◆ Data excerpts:

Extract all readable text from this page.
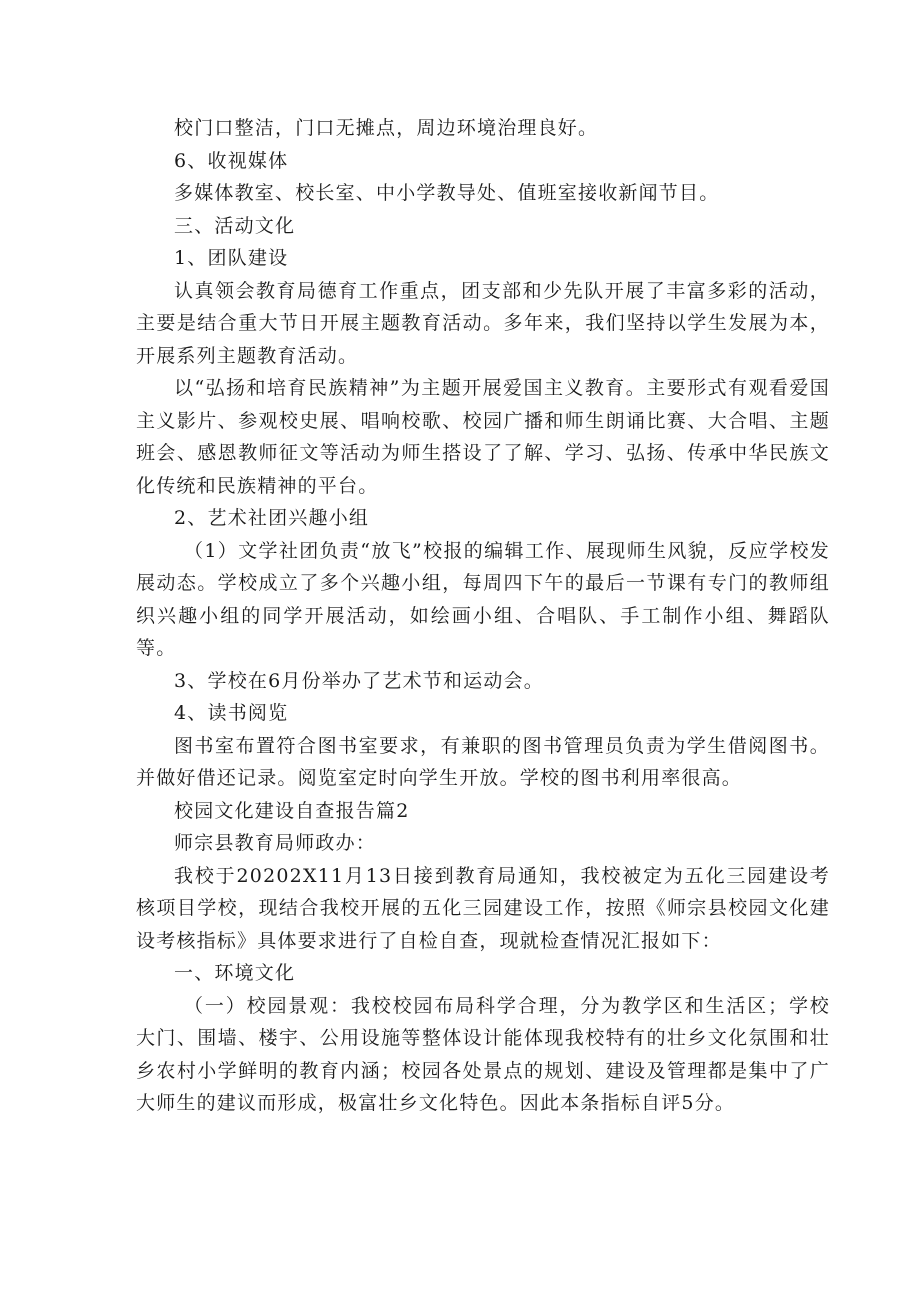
校门口整洁，门口无摊点，周边环境治理良好。

6、收视媒体

多媒体教室、校长室、中小学教导处、值班室接收新闻节目。

三、活动文化

1、团队建设

认真领会教育局德育工作重点，团支部和少先队开展了丰富多彩的活动，主要是结合重大节日开展主题教育活动。多年来，我们坚持以学生发展为本，开展系列主题教育活动。

以“弘扬和培育民族精神”为主题开展爱国主义教育。主要形式有观看爱国主义影片、参观校史展、唱响校歌、校园广播和师生朗诵比赛、大合唱、主题班会、感恩教师征文等活动为师生搭设了了解、学习、弘扬、传承中华民族文化传统和民族精神的平台。

2、艺术社团兴趣小组

（1）文学社团负责“放飞”校报的编辑工作、展现师生风貌，反应学校发展动态。学校成立了多个兴趣小组，每周四下午的最后一节课有专门的教师组织兴趣小组的同学开展活动，如绘画小组、合唱队、手工制作小组、舞蹈队等。

3、学校在6月份举办了艺术节和运动会。

4、读书阅览

图书室布置符合图书室要求，有兼职的图书管理员负责为学生借阅图书。并做好借还记录。阅览室定时向学生开放。学校的图书利用率很高。

校园文化建设自查报告篇2

师宗县教育局师政办：

我校于20202X11月13日接到教育局通知，我校被定为五化三园建设考核项目学校，现结合我校开展的五化三园建设工作，按照《师宗县校园文化建设考核指标》具体要求进行了自检自查，现就检查情况汇报如下：

一、环境文化

（一）校园景观：我校校园布局科学合理，分为教学区和生活区；学校大门、围墙、楼宇、公用设施等整体设计能体现我校特有的壮乡文化氛围和壮乡农村小学鲜明的教育内涵；校园各处景点的规划、建设及管理都是集中了广大师生的建议而形成，极富壮乡文化特色。因此本条指标自评5分。
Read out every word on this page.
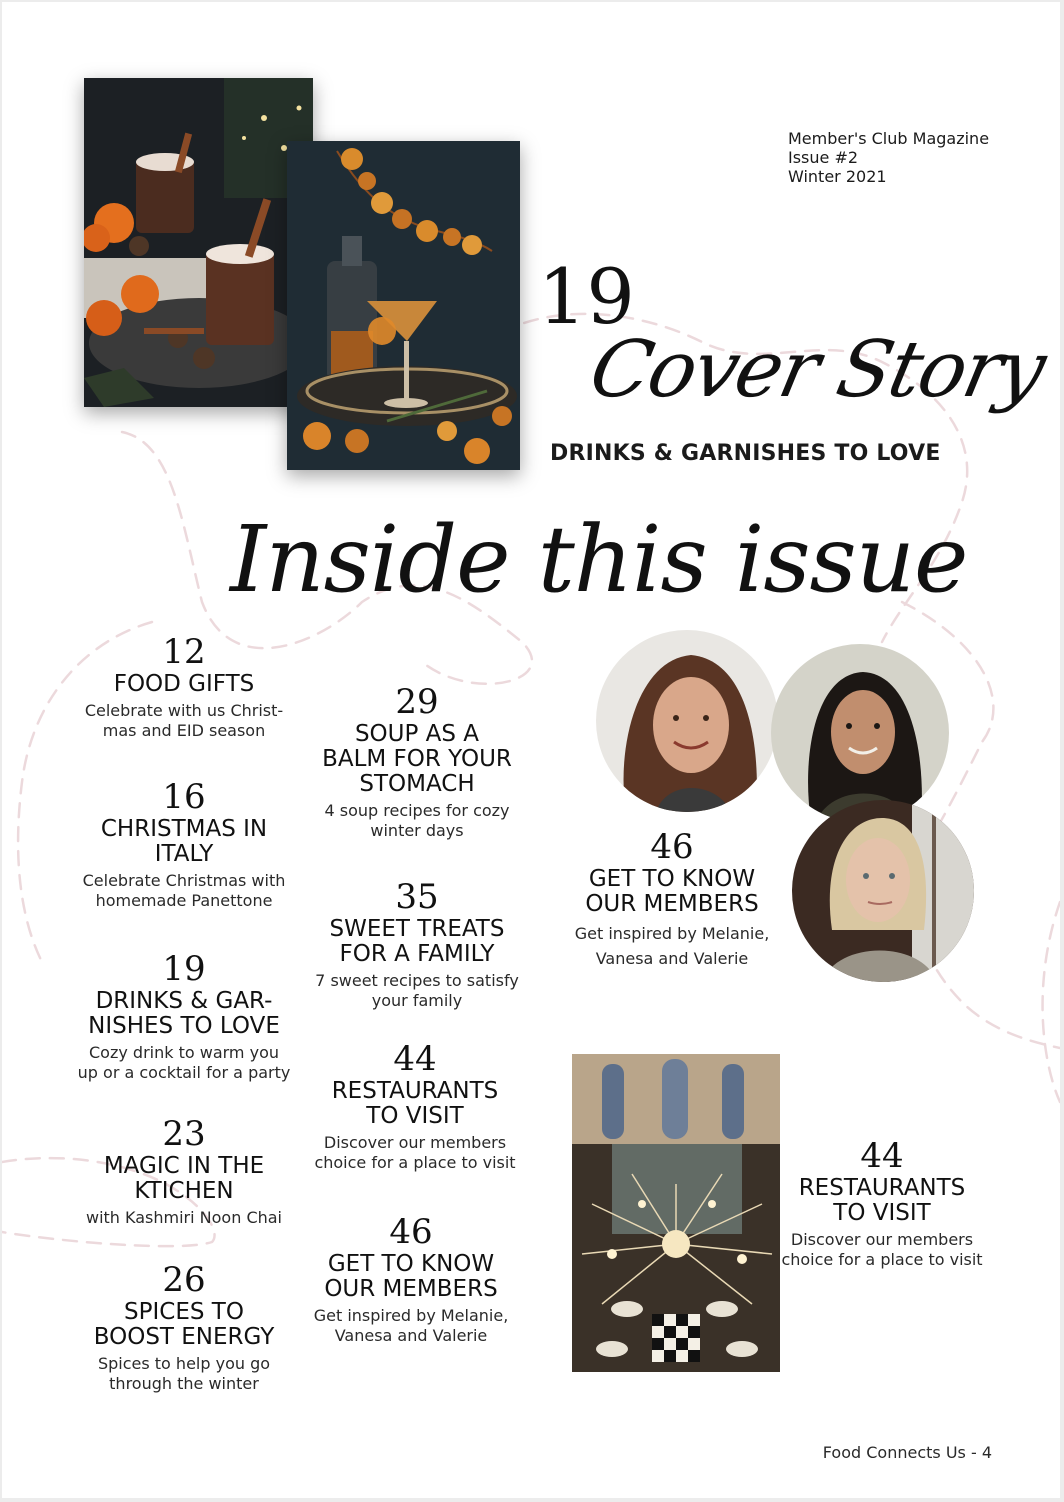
Member's Club Magazine
Issue #2
Winter 2021
19
Cover Story
DRINKS & GARNISHES TO LOVE
Inside this issue
12
FOOD GIFTS
Celebrate with us Christ-
mas and EID season
16
CHRISTMAS IN
ITALY
Celebrate Christmas with
homemade Panettone
19
DRINKS & GAR-
NISHES TO LOVE
Cozy drink to warm you
up or a cocktail for a party
23
MAGIC IN THE
KTICHEN
with Kashmiri Noon Chai
26
SPICES TO
BOOST ENERGY
Spices to help you go
through the winter
29
SOUP AS A
BALM FOR YOUR
STOMACH
4 soup recipes for cozy
winter days
35
SWEET TREATS
FOR A FAMILY
7 sweet recipes to satisfy
your family
44
RESTAURANTS
TO VISIT
Discover our members
choice for a place to visit
46
GET TO KNOW
OUR MEMBERS
Get inspired by Melanie,
Vanesa and Valerie
46
GET TO KNOW
OUR MEMBERS
Get inspired by Melanie,
Vanesa and Valerie
44
RESTAURANTS
TO VISIT
Discover our members
choice for a place to visit
Food Connects Us - 4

◆ The request: Repeat each entry above word for word, leaving every picture out.

◆ Exercise output:
Extract all readable text from this page.
校门口整洁，门口无摊点，周边环境治理良好。

6、收视媒体

多媒体教室、校长室、中小学教导处、值班室接收新闻节目。

三、活动文化

1、团队建设

认真领会教育局德育工作重点，团支部和少先队开展了丰富多彩的活动，主要是结合重大节日开展主题教育活动。多年来，我们坚持以学生发展为本，开展系列主题教育活动。

以“弘扬和培育民族精神”为主题开展爱国主义教育。主要形式有观看爱国主义影片、参观校史展、唱响校歌、校园广播和师生朗诵比赛、大合唱、主题班会、感恩教师征文等活动为师生搭设了了解、学习、弘扬、传承中华民族文化传统和民族精神的平台。

2、艺术社团兴趣小组

（1）文学社团负责“放飞”校报的编辑工作、展现师生风貌，反应学校发展动态。学校成立了多个兴趣小组，每周四下午的最后一节课有专门的教师组织兴趣小组的同学开展活动，如绘画小组、合唱队、手工制作小组、舞蹈队等。

3、学校在6月份举办了艺术节和运动会。

4、读书阅览

图书室布置符合图书室要求，有兼职的图书管理员负责为学生借阅图书。并做好借还记录。阅览室定时向学生开放。学校的图书利用率很高。

校园文化建设自查报告篇2

师宗县教育局师政办：

我校于20202X11月13日接到教育局通知，我校被定为五化三园建设考核项目学校，现结合我校开展的五化三园建设工作，按照《师宗县校园文化建设考核指标》具体要求进行了自检自查，现就检查情况汇报如下：

一、环境文化

（一）校园景观：我校校园布局科学合理，分为教学区和生活区；学校大门、围墙、楼宇、公用设施等整体设计能体现我校特有的壮乡文化氛围和壮乡农村小学鲜明的教育内涵；校园各处景点的规划、建设及管理都是集中了广大师生的建议而形成，极富壮乡文化特色。因此本条指标自评5分。
Read out every word on this page.
Member's Club Magazine
Issue #2
Winter 2021
19
Cover Story
DRINKS & GARNISHES TO LOVE
Inside this issue
12
FOOD GIFTS
Celebrate with us Christ-
mas and EID season
16
CHRISTMAS IN
ITALY
Celebrate Christmas with
homemade Panettone
19
DRINKS & GAR-
NISHES TO LOVE
Cozy drink to warm you
up or a cocktail for a party
23
MAGIC IN THE
KTICHEN
with Kashmiri Noon Chai
26
SPICES TO
BOOST ENERGY
Spices to help you go
through the winter
29
SOUP AS A
BALM FOR YOUR
STOMACH
4 soup recipes for cozy
winter days
35
SWEET TREATS
FOR A FAMILY
7 sweet recipes to satisfy
your family
44
RESTAURANTS
TO VISIT
Discover our members
choice for a place to visit
46
GET TO KNOW
OUR MEMBERS
Get inspired by Melanie,
Vanesa and Valerie
46
GET TO KNOW
OUR MEMBERS
Get inspired by Melanie,
Vanesa and Valerie
44
RESTAURANTS
TO VISIT
Discover our members
choice for a place to visit
Food Connects Us - 4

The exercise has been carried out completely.